-- START OF DATA EXCERPTS --

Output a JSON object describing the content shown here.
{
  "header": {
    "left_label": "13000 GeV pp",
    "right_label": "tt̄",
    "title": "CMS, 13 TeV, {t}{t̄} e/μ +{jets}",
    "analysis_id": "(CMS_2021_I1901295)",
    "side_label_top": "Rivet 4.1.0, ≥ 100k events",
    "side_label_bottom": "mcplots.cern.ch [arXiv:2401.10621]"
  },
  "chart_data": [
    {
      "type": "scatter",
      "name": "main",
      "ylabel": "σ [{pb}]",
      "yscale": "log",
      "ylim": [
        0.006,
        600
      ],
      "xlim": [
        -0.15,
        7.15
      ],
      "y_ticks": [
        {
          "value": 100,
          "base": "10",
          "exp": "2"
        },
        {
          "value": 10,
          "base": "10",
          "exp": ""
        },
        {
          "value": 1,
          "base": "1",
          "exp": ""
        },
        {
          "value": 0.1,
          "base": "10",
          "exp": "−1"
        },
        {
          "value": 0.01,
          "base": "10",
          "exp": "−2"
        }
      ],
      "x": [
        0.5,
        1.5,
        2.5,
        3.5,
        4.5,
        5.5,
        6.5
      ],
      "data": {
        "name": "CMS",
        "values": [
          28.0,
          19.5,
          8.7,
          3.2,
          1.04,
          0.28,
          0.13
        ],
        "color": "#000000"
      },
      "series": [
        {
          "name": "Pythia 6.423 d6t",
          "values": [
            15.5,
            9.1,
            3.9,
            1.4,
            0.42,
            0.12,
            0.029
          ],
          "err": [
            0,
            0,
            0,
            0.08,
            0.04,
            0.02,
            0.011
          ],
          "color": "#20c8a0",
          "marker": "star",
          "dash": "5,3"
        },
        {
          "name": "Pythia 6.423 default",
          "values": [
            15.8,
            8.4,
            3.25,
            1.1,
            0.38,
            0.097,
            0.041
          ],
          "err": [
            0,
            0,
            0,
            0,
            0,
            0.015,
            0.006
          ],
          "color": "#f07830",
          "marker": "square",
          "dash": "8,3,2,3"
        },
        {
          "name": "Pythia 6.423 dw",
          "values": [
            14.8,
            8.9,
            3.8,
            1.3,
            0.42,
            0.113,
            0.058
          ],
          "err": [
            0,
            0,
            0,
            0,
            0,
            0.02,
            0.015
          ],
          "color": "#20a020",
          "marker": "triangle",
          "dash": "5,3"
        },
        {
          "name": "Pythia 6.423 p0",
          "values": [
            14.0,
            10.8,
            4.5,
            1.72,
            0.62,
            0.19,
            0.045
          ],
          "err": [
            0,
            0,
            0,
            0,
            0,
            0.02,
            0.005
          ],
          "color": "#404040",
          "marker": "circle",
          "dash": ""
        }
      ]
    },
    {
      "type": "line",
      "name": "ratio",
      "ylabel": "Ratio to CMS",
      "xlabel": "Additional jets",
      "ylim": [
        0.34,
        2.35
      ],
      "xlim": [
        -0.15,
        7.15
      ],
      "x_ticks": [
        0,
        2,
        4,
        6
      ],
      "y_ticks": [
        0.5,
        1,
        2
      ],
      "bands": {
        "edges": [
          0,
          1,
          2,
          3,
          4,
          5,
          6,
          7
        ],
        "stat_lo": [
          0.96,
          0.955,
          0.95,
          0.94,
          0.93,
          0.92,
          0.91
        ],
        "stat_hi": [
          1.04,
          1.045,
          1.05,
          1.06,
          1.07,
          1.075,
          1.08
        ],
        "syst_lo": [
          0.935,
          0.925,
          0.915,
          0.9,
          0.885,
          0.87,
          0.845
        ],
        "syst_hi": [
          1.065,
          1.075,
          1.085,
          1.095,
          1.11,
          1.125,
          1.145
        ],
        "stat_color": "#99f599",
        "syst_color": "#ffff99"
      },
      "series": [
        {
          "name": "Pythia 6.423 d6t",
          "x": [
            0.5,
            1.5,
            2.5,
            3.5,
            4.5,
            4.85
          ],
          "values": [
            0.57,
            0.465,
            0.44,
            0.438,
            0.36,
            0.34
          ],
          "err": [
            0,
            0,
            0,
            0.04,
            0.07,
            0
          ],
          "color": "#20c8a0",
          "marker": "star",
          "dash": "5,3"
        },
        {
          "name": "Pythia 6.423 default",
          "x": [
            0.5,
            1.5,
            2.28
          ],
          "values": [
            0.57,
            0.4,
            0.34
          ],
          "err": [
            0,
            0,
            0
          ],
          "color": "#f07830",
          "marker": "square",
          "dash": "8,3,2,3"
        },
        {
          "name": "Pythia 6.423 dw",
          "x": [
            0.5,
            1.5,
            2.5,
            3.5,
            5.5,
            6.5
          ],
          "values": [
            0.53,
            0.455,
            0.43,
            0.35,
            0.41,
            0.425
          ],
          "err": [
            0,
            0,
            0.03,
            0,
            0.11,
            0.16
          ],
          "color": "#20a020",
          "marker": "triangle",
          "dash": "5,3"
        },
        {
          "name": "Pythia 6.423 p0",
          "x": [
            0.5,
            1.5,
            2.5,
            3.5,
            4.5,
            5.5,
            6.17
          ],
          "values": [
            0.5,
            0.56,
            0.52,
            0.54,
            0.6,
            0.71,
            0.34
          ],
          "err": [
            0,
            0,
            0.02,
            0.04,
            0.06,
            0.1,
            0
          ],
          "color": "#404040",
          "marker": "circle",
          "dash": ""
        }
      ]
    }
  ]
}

-- END OF DATA EXCERPTS --

Pull out each record as written and restate it exactly.

= EXPECTED ANSWER =
Output a JSON object describing the content shown here.
{
  "header": {
    "left_label": "13000 GeV pp",
    "right_label": "tt̄",
    "title": "CMS, 13 TeV, {t}{t̄} e/μ +{jets}",
    "analysis_id": "(CMS_2021_I1901295)",
    "side_label_top": "Rivet 4.1.0, ≥ 100k events",
    "side_label_bottom": "mcplots.cern.ch [arXiv:2401.10621]"
  },
  "chart_data": [
    {
      "type": "scatter",
      "name": "main",
      "ylabel": "σ [{pb}]",
      "yscale": "log",
      "ylim": [
        0.006,
        600
      ],
      "xlim": [
        -0.15,
        7.15
      ],
      "y_ticks": [
        {
          "value": 100,
          "base": "10",
          "exp": "2"
        },
        {
          "value": 10,
          "base": "10",
          "exp": ""
        },
        {
          "value": 1,
          "base": "1",
          "exp": ""
        },
        {
          "value": 0.1,
          "base": "10",
          "exp": "−1"
        },
        {
          "value": 0.01,
          "base": "10",
          "exp": "−2"
        }
      ],
      "x": [
        0.5,
        1.5,
        2.5,
        3.5,
        4.5,
        5.5,
        6.5
      ],
      "data": {
        "name": "CMS",
        "values": [
          28.0,
          19.5,
          8.7,
          3.2,
          1.04,
          0.28,
          0.13
        ],
        "color": "#000000"
      },
      "series": [
        {
          "name": "Pythia 6.423 d6t",
          "values": [
            15.5,
            9.1,
            3.9,
            1.4,
            0.42,
            0.12,
            0.029
          ],
          "err": [
            0,
            0,
            0,
            0.08,
            0.04,
            0.02,
            0.011
          ],
          "color": "#20c8a0",
          "marker": "star",
          "dash": "5,3"
        },
        {
          "name": "Pythia 6.423 default",
          "values": [
            15.8,
            8.4,
            3.25,
            1.1,
            0.38,
            0.097,
            0.041
          ],
          "err": [
            0,
            0,
            0,
            0,
            0,
            0.015,
            0.006
          ],
          "color": "#f07830",
          "marker": "square",
          "dash": "8,3,2,3"
        },
        {
          "name": "Pythia 6.423 dw",
          "values": [
            14.8,
            8.9,
            3.8,
            1.3,
            0.42,
            0.113,
            0.058
          ],
          "err": [
            0,
            0,
            0,
            0,
            0,
            0.02,
            0.015
          ],
          "color": "#20a020",
          "marker": "triangle",
          "dash": "5,3"
        },
        {
          "name": "Pythia 6.423 p0",
          "values": [
            14.0,
            10.8,
            4.5,
            1.72,
            0.62,
            0.19,
            0.045
          ],
          "err": [
            0,
            0,
            0,
            0,
            0,
            0.02,
            0.005
          ],
          "color": "#404040",
          "marker": "circle",
          "dash": ""
        }
      ]
    },
    {
      "type": "line",
      "name": "ratio",
      "ylabel": "Ratio to CMS",
      "xlabel": "Additional jets",
      "ylim": [
        0.34,
        2.35
      ],
      "xlim": [
        -0.15,
        7.15
      ],
      "x_ticks": [
        0,
        2,
        4,
        6
      ],
      "y_ticks": [
        0.5,
        1,
        2
      ],
      "bands": {
        "edges": [
          0,
          1,
          2,
          3,
          4,
          5,
          6,
          7
        ],
        "stat_lo": [
          0.96,
          0.955,
          0.95,
          0.94,
          0.93,
          0.92,
          0.91
        ],
        "stat_hi": [
          1.04,
          1.045,
          1.05,
          1.06,
          1.07,
          1.075,
          1.08
        ],
        "syst_lo": [
          0.935,
          0.925,
          0.915,
          0.9,
          0.885,
          0.87,
          0.845
        ],
        "syst_hi": [
          1.065,
          1.075,
          1.085,
          1.095,
          1.11,
          1.125,
          1.145
        ],
        "stat_color": "#99f599",
        "syst_color": "#ffff99"
      },
      "series": [
        {
          "name": "Pythia 6.423 d6t",
          "x": [
            0.5,
            1.5,
            2.5,
            3.5,
            4.5,
            4.85
          ],
          "values": [
            0.57,
            0.465,
            0.44,
            0.438,
            0.36,
            0.34
          ],
          "err": [
            0,
            0,
            0,
            0.04,
            0.07,
            0
          ],
          "color": "#20c8a0",
          "marker": "star",
          "dash": "5,3"
        },
        {
          "name": "Pythia 6.423 default",
          "x": [
            0.5,
            1.5,
            2.28
          ],
          "values": [
            0.57,
            0.4,
            0.34
          ],
          "err": [
            0,
            0,
            0
          ],
          "color": "#f07830",
          "marker": "square",
          "dash": "8,3,2,3"
        },
        {
          "name": "Pythia 6.423 dw",
          "x": [
            0.5,
            1.5,
            2.5,
            3.5,
            5.5,
            6.5
          ],
          "values": [
            0.53,
            0.455,
            0.43,
            0.35,
            0.41,
            0.425
          ],
          "err": [
            0,
            0,
            0.03,
            0,
            0.11,
            0.16
          ],
          "color": "#20a020",
          "marker": "triangle",
          "dash": "5,3"
        },
        {
          "name": "Pythia 6.423 p0",
          "x": [
            0.5,
            1.5,
            2.5,
            3.5,
            4.5,
            5.5,
            6.17
          ],
          "values": [
            0.5,
            0.56,
            0.52,
            0.54,
            0.6,
            0.71,
            0.34
          ],
          "err": [
            0,
            0,
            0.02,
            0.04,
            0.06,
            0.1,
            0
          ],
          "color": "#404040",
          "marker": "circle",
          "dash": ""
        }
      ]
    }
  ]
}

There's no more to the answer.